* _Document_
Timescale Raises $16M From Benchmark, NEA, and Two Sigma Ventures

Humanity is now living with machines and swimming in machine data. Timescale just raised $16M to help developers, businesses, and society make sense of it all.

Today we are excited to announce that Timescale has raised $12.4M in a Series A financing led by Benchmark, with participation from NEA, Two Sigma Ventures, and prominent angels, including the CEOs/founders of Hortonworks, Cloudflare, Data Domain, Nicira, Barefoot Networks, Grand Central Tech, Right Media, Moat, Segment, and Cockroach Labs.

Combined with our earlier (never before announced) $3.7M Seed financing led by NEA, Timescale now has raised over $16M to address what we believe is one of the largest challenges (and opportunities) in databases for years to come: helping developers, businesses, and society make sense of the data that our machines are generating in copious amounts.

With this financing, Benchmark’s Peter Fenton will join NEA’s Forest Baskett and co-founders Ajay Kulkarni and Mike Freedman on the Timescale Board of Directors.

* _Rows_
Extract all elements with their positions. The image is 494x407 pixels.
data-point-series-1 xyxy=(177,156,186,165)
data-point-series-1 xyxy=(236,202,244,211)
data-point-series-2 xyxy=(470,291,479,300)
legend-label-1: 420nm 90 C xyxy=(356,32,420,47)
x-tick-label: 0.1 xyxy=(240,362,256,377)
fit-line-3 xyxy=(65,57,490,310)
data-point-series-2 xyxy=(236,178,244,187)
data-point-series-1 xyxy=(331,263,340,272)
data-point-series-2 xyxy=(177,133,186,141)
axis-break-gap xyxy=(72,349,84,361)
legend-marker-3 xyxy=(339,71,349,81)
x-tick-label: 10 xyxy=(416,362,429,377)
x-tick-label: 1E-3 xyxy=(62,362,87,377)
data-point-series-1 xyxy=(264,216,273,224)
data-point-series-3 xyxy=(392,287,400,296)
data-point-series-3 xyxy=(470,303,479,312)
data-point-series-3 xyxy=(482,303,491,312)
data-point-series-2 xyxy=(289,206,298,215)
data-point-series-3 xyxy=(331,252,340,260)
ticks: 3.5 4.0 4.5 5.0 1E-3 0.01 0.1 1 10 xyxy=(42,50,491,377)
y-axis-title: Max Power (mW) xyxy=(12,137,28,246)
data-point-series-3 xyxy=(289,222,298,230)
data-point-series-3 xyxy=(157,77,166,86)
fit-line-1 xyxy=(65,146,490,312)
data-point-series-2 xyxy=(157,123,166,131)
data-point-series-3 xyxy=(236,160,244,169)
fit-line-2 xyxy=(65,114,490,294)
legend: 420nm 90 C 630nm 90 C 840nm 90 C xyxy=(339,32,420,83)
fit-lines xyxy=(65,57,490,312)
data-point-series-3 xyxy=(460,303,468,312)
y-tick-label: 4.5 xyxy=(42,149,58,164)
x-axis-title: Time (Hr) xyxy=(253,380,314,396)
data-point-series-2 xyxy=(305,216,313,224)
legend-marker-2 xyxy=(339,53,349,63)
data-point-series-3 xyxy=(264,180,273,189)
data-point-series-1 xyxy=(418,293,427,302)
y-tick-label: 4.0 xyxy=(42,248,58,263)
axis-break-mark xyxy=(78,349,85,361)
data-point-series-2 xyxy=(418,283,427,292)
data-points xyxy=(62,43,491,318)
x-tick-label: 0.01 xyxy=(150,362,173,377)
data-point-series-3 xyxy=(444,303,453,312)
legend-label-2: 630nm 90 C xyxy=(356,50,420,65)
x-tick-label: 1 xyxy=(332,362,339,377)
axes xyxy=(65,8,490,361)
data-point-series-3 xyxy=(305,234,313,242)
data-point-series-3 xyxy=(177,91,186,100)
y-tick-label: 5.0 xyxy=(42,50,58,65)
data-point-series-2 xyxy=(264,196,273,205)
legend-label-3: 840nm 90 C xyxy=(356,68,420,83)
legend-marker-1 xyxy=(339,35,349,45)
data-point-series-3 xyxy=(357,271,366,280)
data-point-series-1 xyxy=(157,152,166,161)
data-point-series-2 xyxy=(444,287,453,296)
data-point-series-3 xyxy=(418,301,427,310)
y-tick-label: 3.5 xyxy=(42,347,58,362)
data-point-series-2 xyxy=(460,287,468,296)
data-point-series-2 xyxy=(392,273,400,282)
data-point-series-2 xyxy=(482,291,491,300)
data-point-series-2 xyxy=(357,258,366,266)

* _Challenge 1_
In the funding announcement, how large was Timescale's Seed financing, and who led it?
* _Challenge 2_
Name everyone the funding announcement places on the Timescale Board of Directors.

* _Full response 1_
$3.7M, led by NEA.

* _Full response 2_
Peter Fenton, Forest Baskett, Ajay Kulkarni, Mike Freedman